TEXT:
════

Wild Irish Women (2)

by Tim Vicary

One Sunday afternoon in July 1916 two women, Eva Gore-Booth and her friend Esther Roper, were talking quietly in a flat they shared in London. They were discussing Eva’s sister Constance, whom she hadn’t seen for months. Suddenly, Esther stood up. ‘We must go to Euston Station to meet the Irish Mail,’ she said.  She couldn’t explain why this was so urgent, but Eva agreed.
At the station Esther stood near the ticket barrier while Eva went to the far of the platform. When the train came in, Eva looked into a carriage and saw her sister, Constance. Delighted, Constance got out and the two sisters embraced.
Esther, waiting at the ticket barrier, saw some people approaching through the steam on the platform.  It was ‘the strangest little procession ever seen by astonished eyes. First a brown cocker spaniel, well known in Dublin as “The Poppet”, then a couple of soldiers with rifles, then Eva and Constance together smiling and talking hard. Lastly an officer with a drawn sword, looking very agitated.’
Outside the station Constance was hurried into a taxi, the spaniel jumping in after her. ‘Holloway Prison,’ a detective told the driver. ‘Send the dog to our flat, if they won’t let him in!’ Eva shouted as the taxi drove away.

════

TASK INPUT:
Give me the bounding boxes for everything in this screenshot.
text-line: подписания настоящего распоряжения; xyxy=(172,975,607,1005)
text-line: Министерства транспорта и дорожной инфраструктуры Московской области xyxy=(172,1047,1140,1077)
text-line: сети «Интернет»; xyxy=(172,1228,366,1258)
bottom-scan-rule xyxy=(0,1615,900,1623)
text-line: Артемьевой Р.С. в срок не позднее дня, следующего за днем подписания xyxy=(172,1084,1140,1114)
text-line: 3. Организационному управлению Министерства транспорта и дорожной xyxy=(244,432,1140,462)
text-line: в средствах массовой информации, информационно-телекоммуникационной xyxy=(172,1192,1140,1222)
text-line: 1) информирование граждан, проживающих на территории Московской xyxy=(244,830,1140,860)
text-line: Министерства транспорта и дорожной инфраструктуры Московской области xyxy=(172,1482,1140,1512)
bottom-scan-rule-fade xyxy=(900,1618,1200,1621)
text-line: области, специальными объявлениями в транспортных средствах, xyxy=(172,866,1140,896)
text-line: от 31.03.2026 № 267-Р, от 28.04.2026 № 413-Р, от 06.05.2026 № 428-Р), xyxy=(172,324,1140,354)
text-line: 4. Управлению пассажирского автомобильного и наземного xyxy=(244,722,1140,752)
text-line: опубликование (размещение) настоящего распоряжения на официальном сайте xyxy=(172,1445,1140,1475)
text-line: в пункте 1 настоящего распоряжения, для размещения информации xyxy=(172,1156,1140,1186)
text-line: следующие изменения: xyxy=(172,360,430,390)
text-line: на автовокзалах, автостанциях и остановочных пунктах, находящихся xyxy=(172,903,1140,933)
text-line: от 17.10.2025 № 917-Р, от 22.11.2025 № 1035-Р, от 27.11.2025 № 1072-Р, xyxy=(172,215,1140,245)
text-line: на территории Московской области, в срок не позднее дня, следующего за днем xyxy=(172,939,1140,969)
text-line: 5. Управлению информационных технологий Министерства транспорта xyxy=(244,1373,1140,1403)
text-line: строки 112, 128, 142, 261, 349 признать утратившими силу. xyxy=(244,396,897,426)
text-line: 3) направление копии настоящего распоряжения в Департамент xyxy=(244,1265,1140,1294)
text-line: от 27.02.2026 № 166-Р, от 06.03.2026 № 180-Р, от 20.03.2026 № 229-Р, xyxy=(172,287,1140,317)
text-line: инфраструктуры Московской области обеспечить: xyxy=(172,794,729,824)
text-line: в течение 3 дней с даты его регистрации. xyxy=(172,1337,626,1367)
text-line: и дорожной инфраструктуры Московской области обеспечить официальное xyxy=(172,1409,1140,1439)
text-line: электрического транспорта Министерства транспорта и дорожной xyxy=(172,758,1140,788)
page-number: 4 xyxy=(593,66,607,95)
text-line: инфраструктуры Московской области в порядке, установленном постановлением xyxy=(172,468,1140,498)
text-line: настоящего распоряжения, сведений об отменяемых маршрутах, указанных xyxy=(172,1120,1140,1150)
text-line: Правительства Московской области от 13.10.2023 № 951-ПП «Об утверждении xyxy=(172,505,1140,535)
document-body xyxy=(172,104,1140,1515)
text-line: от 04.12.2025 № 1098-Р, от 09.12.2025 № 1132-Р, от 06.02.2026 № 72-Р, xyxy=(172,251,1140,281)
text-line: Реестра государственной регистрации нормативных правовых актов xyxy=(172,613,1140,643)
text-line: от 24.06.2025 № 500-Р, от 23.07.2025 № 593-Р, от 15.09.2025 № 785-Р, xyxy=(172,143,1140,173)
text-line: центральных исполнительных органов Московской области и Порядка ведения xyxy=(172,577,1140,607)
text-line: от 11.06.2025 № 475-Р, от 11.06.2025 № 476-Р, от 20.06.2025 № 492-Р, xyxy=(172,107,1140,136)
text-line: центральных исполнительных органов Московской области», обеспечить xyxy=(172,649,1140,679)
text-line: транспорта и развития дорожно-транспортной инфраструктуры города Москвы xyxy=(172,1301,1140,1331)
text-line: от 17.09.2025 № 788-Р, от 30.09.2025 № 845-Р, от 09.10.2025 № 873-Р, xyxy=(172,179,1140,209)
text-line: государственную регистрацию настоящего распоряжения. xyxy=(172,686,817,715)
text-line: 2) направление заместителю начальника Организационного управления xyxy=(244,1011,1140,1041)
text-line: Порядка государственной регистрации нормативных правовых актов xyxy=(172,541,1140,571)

════

SHORT EXERCISE 1: Reproduce the records verbatim, starting at their first line and ending at the line that contains "text-line: от 31.03.2026", with both of those lines included.
SHORT EXERCISE 2: Pick up the account of Eva Gore-Booth meeting her sister Constance at Euston Station and continue it after its final sentence.

TASK RESULT 1:
Give me the bounding boxes for everything in this screenshot.
text-line: подписания настоящего распоряжения; xyxy=(172,975,607,1005)
text-line: Министерства транспорта и дорожной инфраструктуры Московской области xyxy=(172,1047,1140,1077)
text-line: сети «Интернет»; xyxy=(172,1228,366,1258)
bottom-scan-rule xyxy=(0,1615,900,1623)
text-line: Артемьевой Р.С. в срок не позднее дня, следующего за днем подписания xyxy=(172,1084,1140,1114)
text-line: 3. Организационному управлению Министерства транспорта и дорожной xyxy=(244,432,1140,462)
text-line: в средствах массовой информации, информационно-телекоммуникационной xyxy=(172,1192,1140,1222)
text-line: 1) информирование граждан, проживающих на территории Московской xyxy=(244,830,1140,860)
text-line: Министерства транспорта и дорожной инфраструктуры Московской области xyxy=(172,1482,1140,1512)
bottom-scan-rule-fade xyxy=(900,1618,1200,1621)
text-line: области, специальными объявлениями в транспортных средствах, xyxy=(172,866,1140,896)
text-line: от 31.03.2026 № 267-Р, от 28.04.2026 № 413-Р, от 06.05.2026 № 428-Р), xyxy=(172,324,1140,354)

TASK RESULT 2:
A long way from their wild upbringing in the west of Ireland? Or perhaps not. For Constance’s charisma was due to her gender and social class as well as her character. Both sisters were free spirits, but Constance was the wild one. As a child she was injured jumping her pony over a sleeping cow (the cow stood up at the wrong moment); she sailed her dinghy single-handed across Galway Bay; she had a pet monkey and a tame snake; she loved practical jokes; she was an excellent horsewoman, riding in point-to-points as well as drag hunts for the Sligo Harriers; she confounded one of her early suitors by throwing his cap in the air and shooting holes in it. She’d been presented to Queen Victoria. She’d married a Polish Count. And her father owned 60,000 acres.
No wonder the officer waved his sword so feebly, and let her keep her spaniel! These Anglo-Irish women were not so easily intimidated.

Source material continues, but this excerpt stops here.